## [Job]
Please echo the records word for word, from the start of the records through the line containing "- scale-label: 11: [372, 313, 386, 330]", with that line included.

---------- Task data

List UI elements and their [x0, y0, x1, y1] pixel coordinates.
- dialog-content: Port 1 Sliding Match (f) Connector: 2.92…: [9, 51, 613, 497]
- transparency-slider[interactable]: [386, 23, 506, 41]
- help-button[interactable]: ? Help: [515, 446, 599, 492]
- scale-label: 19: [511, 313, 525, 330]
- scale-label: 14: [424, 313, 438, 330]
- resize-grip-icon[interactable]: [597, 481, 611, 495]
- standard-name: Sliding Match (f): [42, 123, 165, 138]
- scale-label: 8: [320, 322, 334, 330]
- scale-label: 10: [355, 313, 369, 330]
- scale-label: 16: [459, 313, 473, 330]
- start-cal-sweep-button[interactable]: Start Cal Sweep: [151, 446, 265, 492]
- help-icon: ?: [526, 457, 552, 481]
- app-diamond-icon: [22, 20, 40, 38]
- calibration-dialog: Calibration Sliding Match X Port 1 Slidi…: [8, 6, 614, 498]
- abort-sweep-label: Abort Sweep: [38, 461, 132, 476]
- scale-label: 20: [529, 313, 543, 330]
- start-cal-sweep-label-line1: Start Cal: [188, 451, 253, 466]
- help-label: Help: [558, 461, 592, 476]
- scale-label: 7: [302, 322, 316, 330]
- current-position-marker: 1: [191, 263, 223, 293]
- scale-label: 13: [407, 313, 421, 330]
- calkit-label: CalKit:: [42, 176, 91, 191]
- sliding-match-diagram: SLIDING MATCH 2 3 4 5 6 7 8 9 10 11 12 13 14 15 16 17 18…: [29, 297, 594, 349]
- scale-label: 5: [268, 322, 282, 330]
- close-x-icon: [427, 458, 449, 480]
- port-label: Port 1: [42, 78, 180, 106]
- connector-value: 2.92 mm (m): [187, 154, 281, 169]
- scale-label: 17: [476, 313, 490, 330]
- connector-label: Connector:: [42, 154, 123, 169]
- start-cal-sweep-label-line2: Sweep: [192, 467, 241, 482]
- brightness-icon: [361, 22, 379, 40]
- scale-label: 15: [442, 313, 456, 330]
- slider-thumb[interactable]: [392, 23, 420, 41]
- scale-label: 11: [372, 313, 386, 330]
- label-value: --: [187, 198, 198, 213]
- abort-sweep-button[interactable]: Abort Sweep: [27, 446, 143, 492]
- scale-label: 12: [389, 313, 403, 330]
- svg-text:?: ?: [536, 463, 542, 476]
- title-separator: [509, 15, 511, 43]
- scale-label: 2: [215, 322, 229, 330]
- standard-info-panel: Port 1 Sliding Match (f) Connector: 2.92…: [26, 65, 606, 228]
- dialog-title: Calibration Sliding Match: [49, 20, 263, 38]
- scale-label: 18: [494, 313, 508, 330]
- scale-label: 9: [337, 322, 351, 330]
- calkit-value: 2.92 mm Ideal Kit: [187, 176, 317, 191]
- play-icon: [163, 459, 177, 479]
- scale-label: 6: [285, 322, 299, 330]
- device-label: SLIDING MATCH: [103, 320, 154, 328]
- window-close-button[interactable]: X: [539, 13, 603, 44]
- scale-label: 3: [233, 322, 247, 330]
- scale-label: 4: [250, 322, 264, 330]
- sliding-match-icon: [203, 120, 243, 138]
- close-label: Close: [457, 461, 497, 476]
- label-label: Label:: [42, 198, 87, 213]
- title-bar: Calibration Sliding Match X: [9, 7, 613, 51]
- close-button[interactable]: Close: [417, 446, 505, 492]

--------------------

## [Result for this exercise]
List UI elements and their [x0, y0, x1, y1] pixel coordinates.
- dialog-content: Port 1 Sliding Match (f) Connector: 2.92…: [9, 51, 613, 497]
- transparency-slider[interactable]: [386, 23, 506, 41]
- help-button[interactable]: ? Help: [515, 446, 599, 492]
- scale-label: 19: [511, 313, 525, 330]
- scale-label: 14: [424, 313, 438, 330]
- resize-grip-icon[interactable]: [597, 481, 611, 495]
- standard-name: Sliding Match (f): [42, 123, 165, 138]
- scale-label: 8: [320, 322, 334, 330]
- scale-label: 10: [355, 313, 369, 330]
- scale-label: 16: [459, 313, 473, 330]
- start-cal-sweep-button[interactable]: Start Cal Sweep: [151, 446, 265, 492]
- help-icon: ?: [526, 457, 552, 481]
- app-diamond-icon: [22, 20, 40, 38]
- calibration-dialog: Calibration Sliding Match X Port 1 Slidi…: [8, 6, 614, 498]
- abort-sweep-label: Abort Sweep: [38, 461, 132, 476]
- scale-label: 20: [529, 313, 543, 330]
- start-cal-sweep-label-line1: Start Cal: [188, 451, 253, 466]
- help-label: Help: [558, 461, 592, 476]
- scale-label: 7: [302, 322, 316, 330]
- current-position-marker: 1: [191, 263, 223, 293]
- scale-label: 13: [407, 313, 421, 330]
- calkit-label: CalKit:: [42, 176, 91, 191]
- sliding-match-diagram: SLIDING MATCH 2 3 4 5 6 7 8 9 10 11 12 13 14 15 16 17 18…: [29, 297, 594, 349]
- scale-label: 5: [268, 322, 282, 330]
- close-x-icon: [427, 458, 449, 480]
- port-label: Port 1: [42, 78, 180, 106]
- connector-value: 2.92 mm (m): [187, 154, 281, 169]
- scale-label: 17: [476, 313, 490, 330]
- connector-label: Connector:: [42, 154, 123, 169]
- start-cal-sweep-label-line2: Sweep: [192, 467, 241, 482]
- brightness-icon: [361, 22, 379, 40]
- scale-label: 15: [442, 313, 456, 330]
- slider-thumb[interactable]: [392, 23, 420, 41]
- scale-label: 11: [372, 313, 386, 330]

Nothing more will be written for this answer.